■ TASK REQUIREMENTS ■
Give the number of lines holding the string "деятельной" and nothing more.

-- begin --

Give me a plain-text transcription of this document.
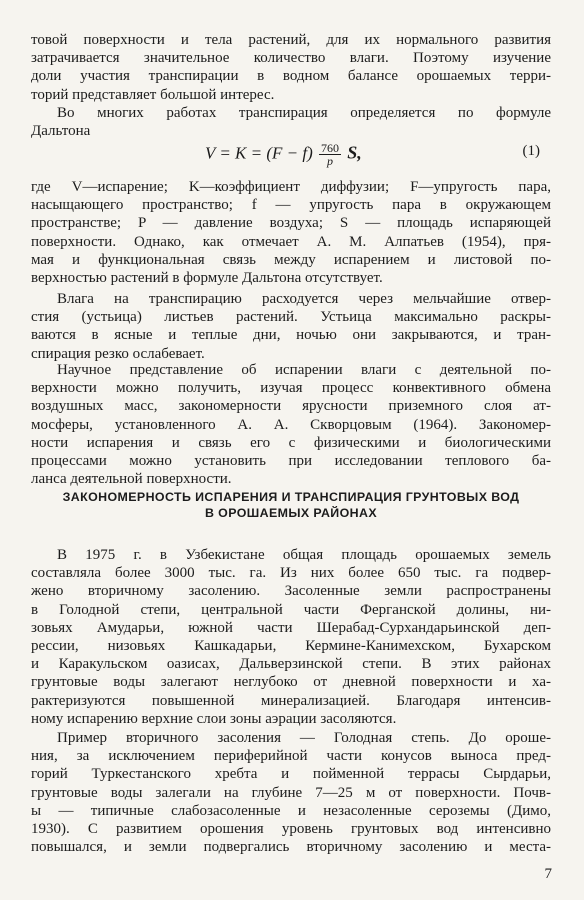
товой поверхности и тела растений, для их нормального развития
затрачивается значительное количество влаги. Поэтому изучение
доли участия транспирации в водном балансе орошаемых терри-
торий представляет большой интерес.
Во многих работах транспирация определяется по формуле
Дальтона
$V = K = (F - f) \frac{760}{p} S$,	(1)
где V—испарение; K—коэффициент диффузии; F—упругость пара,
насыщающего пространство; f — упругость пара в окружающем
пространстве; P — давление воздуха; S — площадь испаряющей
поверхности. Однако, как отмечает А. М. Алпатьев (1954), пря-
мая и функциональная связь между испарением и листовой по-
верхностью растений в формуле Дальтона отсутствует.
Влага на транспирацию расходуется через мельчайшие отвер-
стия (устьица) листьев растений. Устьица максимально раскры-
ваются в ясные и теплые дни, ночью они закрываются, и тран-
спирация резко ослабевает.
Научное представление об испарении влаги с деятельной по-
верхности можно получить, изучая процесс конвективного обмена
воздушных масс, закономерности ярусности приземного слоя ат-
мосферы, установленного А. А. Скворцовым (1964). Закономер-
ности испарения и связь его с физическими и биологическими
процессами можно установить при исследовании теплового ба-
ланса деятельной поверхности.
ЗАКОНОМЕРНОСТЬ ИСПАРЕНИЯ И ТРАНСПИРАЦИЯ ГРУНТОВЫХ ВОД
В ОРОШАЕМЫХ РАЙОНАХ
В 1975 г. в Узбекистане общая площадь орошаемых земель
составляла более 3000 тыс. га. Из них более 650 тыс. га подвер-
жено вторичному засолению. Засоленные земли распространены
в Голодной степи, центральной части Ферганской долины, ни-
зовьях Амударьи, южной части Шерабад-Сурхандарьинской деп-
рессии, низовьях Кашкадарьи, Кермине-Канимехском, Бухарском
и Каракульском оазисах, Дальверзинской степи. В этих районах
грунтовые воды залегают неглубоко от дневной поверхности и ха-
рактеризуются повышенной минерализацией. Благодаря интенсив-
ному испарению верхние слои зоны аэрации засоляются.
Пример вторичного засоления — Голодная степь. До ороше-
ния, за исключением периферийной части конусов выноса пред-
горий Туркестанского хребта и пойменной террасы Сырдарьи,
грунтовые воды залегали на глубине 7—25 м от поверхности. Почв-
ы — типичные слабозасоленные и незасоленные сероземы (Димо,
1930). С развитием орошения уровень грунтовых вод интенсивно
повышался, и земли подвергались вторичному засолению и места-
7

-- end --

■ TASK RESULT ■
2